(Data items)
»»
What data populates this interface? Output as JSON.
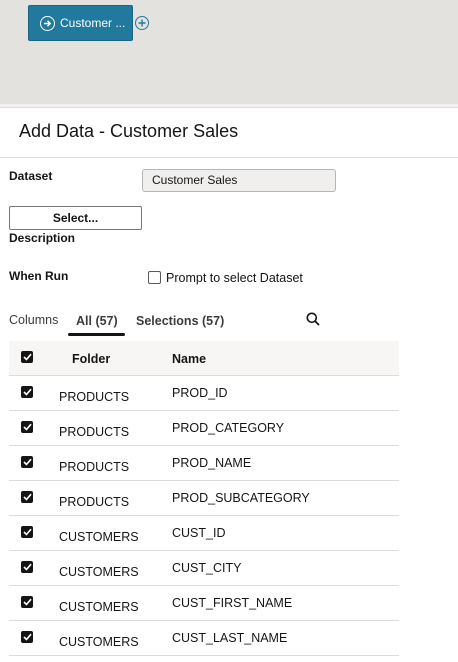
{
  "canvas": {
    "node_label": "Customer ...",
    "accent": "#21799e"
  },
  "panel": {
    "title": "Add Data - Customer Sales"
  },
  "dataset": {
    "label": "Dataset",
    "value": "Customer Sales",
    "select_button": "Select..."
  },
  "description": {
    "label": "Description"
  },
  "when_run": {
    "label": "When Run",
    "checkbox_label": "Prompt to select Dataset",
    "checked": false
  },
  "columns": {
    "label": "Columns",
    "tabs": [
      {
        "label": "All (57)",
        "active": true
      },
      {
        "label": "Selections (57)",
        "active": false
      }
    ],
    "headers": {
      "folder": "Folder",
      "name": "Name"
    },
    "rows": [
      {
        "folder": "PRODUCTS",
        "name": "PROD_ID",
        "checked": true
      },
      {
        "folder": "PRODUCTS",
        "name": "PROD_CATEGORY",
        "checked": true
      },
      {
        "folder": "PRODUCTS",
        "name": "PROD_NAME",
        "checked": true
      },
      {
        "folder": "PRODUCTS",
        "name": "PROD_SUBCATEGORY",
        "checked": true
      },
      {
        "folder": "CUSTOMERS",
        "name": "CUST_ID",
        "checked": true
      },
      {
        "folder": "CUSTOMERS",
        "name": "CUST_CITY",
        "checked": true
      },
      {
        "folder": "CUSTOMERS",
        "name": "CUST_FIRST_NAME",
        "checked": true
      },
      {
        "folder": "CUSTOMERS",
        "name": "CUST_LAST_NAME",
        "checked": true
      }
    ]
  }
}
««
GOAL »
The data above should be repeated exactly, minus any pictures.

TASK RESPONSE »
What data populates this interface? Output as JSON.
{
  "canvas": {
    "node_label": "Customer ...",
    "accent": "#21799e"
  },
  "panel": {
    "title": "Add Data - Customer Sales"
  },
  "dataset": {
    "label": "Dataset",
    "value": "Customer Sales",
    "select_button": "Select..."
  },
  "description": {
    "label": "Description"
  },
  "when_run": {
    "label": "When Run",
    "checkbox_label": "Prompt to select Dataset",
    "checked": false
  },
  "columns": {
    "label": "Columns",
    "tabs": [
      {
        "label": "All (57)",
        "active": true
      },
      {
        "label": "Selections (57)",
        "active": false
      }
    ],
    "headers": {
      "folder": "Folder",
      "name": "Name"
    },
    "rows": [
      {
        "folder": "PRODUCTS",
        "name": "PROD_ID",
        "checked": true
      },
      {
        "folder": "PRODUCTS",
        "name": "PROD_CATEGORY",
        "checked": true
      },
      {
        "folder": "PRODUCTS",
        "name": "PROD_NAME",
        "checked": true
      },
      {
        "folder": "PRODUCTS",
        "name": "PROD_SUBCATEGORY",
        "checked": true
      },
      {
        "folder": "CUSTOMERS",
        "name": "CUST_ID",
        "checked": true
      },
      {
        "folder": "CUSTOMERS",
        "name": "CUST_CITY",
        "checked": true
      },
      {
        "folder": "CUSTOMERS",
        "name": "CUST_FIRST_NAME",
        "checked": true
      },
      {
        "folder": "CUSTOMERS",
        "name": "CUST_LAST_NAME",
        "checked": true
      }
    ]
  }
}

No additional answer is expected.